### Goal
Give a count of the lines below that have the string "screenshot" in them, with no other words.

Stored items:
━━━━━━━━━━
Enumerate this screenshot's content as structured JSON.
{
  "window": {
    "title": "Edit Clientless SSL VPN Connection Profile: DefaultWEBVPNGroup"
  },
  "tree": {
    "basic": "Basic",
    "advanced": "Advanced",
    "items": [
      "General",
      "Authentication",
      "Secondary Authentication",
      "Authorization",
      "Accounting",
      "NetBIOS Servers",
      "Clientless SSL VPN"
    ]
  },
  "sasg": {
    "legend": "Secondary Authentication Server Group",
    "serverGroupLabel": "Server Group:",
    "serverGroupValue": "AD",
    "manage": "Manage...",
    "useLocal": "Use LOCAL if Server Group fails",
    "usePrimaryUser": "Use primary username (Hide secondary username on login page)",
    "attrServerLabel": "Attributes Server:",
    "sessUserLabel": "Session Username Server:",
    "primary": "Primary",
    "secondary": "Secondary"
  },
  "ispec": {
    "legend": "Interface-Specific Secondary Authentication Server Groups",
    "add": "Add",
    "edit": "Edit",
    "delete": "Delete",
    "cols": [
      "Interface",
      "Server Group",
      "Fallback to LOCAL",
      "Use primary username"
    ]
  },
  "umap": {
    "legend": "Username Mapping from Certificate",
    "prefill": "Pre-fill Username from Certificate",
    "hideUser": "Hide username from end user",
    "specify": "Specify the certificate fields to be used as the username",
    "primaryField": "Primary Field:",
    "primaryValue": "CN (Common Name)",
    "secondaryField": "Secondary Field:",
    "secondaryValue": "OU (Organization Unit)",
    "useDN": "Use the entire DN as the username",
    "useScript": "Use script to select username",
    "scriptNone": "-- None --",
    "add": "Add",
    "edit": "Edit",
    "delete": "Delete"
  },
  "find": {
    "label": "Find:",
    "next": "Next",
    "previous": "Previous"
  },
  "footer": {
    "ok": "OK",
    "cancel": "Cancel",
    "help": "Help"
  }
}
━━━━━━━━━━
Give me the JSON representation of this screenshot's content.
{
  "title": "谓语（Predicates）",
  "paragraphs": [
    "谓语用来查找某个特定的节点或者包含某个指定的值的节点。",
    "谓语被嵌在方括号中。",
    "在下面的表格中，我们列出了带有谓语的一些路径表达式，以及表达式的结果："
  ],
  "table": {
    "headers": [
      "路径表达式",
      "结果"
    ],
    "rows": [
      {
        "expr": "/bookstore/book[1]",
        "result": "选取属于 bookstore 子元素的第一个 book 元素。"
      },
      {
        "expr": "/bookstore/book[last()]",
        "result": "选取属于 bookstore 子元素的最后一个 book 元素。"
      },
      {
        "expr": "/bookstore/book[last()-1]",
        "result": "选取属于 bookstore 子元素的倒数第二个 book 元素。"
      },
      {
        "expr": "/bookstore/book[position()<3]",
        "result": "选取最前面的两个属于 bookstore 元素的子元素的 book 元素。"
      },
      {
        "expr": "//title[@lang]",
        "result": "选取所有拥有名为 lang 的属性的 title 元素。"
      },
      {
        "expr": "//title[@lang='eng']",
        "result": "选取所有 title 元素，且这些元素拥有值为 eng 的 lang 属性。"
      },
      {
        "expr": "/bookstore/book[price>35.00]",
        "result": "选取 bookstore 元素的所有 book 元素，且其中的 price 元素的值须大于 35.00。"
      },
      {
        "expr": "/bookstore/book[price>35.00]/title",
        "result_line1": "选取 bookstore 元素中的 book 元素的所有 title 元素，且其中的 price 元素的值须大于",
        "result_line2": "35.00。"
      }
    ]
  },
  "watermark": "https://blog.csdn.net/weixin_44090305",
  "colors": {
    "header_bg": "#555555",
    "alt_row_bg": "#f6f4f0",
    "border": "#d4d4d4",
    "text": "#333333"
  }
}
━━━━━━━━━━
### Exercise result
2